:: SELECTED EXCERPT

Akobo Minerals AB: Agreement on debt restructuring, Private Placement successfully completed, announcement of rights issue and proposed conversion of unsecured debt

NOT FOR RELEASE, PUBLICATION OR DISTRIBUTION, IN WHOLE OR IN PART DIRECTLY OR

INDIRECTLY, IN AUSTRALIA, CANADA, JAPAN, HONG KONG OR THE UNITED STATES OR ANY

OTHER JURISDICTION IN WHICH THE RELEASE, PUBLICATION OR DISTRIBUTION WOULD BE

UNLAWFUL. THIS ANNOUNCEMENT DOES NOT CONSTITUTE AN OFFER OF ANY OF THE

SECURITIES DESCRIBED HEREIN

Oslo, 27 February 2024: Akobo Minerals AB ("Akobo" or the "Company"), a

Scandinavian-based gold exploration and mining company with operations in

Ethiopia, has today finalized an agreement regarding completion of debt

restructuring (the "Debt Restructuring"). Additionally, the Company has

successfully completed a private placement (the "Private Placement") of new

shares (the "Offer Shares") raising approximately NOK 34 million in gross

proceeds. Furthermore, the Company's board of directors has today resolved to

proceed with a subsequent rights issue of new shares to raise gross proceeds of

up to approximately EUR 2.5 million (the "Subsequent Rights Issue") and intends

to propose a set-off issue of up to NOK 85,587,398 in relation to the conversion

of two convertible loans and a bridge loan (the "Set-Off Issue"). The Debt

Restructuring, the Private Placement, the Subsequent Rights Issue and the Set

-Off Issue are jointly referred to as the "Transaction".

For a general company update and more information about the Transaction, please

refer to the company presentation attached hereto, which is also published on

Akobo's website (https://akobominerals.com/investors).

Jørgen Evjen, CEO of Akobo Minerals, says:

"I am pleased to announce that Akobo Minerals has successfully reached an

agreement on debt restructuring with Monetary Metals, providing our company with

enhanced flexibility and a longer maturity period. Additionally, we have

concluded a successful Private Placement with our existing shareholders. I

extend my sincere appreciation to all participants for their support, and I am

genuinely grateful for their contribution towards moving Akobo Minerals into the

next phase of gold production and continued exploration."

::::

Reproduce the Akobo Minerals announcement from "Restructuring, the Private" up to and including "Akobo's website (https://akobominerals.com/investors).". The records that come next are not needed here.

:: SUPPLIED DATA

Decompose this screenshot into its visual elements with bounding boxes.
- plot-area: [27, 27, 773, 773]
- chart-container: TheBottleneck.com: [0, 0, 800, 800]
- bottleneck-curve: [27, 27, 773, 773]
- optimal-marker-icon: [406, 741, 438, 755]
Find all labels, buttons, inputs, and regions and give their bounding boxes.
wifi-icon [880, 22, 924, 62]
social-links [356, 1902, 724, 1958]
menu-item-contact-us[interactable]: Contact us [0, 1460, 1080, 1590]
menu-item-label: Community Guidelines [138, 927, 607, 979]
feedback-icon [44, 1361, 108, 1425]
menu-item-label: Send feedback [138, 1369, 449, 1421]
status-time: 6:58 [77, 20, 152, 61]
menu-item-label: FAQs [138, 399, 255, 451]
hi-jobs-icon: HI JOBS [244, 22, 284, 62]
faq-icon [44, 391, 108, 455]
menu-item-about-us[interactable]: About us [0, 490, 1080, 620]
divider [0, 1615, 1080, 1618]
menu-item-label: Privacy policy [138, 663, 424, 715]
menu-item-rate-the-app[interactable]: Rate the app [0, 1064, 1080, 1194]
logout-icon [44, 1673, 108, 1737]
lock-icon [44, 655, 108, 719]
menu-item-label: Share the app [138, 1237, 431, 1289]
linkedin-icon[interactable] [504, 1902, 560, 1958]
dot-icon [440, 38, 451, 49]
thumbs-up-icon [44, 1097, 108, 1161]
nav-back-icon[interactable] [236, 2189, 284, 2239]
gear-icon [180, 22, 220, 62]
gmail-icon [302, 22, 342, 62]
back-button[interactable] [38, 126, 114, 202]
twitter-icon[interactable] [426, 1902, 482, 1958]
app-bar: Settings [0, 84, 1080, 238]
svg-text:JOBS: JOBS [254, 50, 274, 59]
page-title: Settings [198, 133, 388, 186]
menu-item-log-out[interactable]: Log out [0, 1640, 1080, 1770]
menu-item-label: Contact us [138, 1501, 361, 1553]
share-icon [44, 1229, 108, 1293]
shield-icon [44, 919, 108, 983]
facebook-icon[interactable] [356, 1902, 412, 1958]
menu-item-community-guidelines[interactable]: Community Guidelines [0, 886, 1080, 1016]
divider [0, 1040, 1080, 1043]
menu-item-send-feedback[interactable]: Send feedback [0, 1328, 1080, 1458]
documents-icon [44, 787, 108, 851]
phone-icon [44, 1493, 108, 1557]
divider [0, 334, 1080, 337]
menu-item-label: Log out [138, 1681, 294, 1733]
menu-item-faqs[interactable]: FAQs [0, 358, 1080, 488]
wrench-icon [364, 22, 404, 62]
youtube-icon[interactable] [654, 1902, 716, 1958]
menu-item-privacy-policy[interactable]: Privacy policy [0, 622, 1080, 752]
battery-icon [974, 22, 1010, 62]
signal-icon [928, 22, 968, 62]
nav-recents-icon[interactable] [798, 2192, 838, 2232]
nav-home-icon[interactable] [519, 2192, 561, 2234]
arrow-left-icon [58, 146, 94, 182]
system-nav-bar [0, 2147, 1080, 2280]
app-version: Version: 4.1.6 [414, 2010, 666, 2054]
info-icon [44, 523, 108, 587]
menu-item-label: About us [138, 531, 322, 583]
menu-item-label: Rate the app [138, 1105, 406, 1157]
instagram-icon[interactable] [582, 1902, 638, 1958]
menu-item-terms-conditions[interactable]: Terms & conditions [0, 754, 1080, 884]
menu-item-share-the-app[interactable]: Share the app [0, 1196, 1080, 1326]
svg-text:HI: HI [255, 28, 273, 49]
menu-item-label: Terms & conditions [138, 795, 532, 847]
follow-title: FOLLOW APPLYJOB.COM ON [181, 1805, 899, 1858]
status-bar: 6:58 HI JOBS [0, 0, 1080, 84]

::::

WORKED ANSWER.
Restructuring, the Private Placement, the Subsequent Rights Issue and the Set

-Off Issue are jointly referred to as the "Transaction".

For a general company update and more information about the Transaction, please

refer to the company presentation attached hereto, which is also published on

Akobo's website (https://akobominerals.com/investors).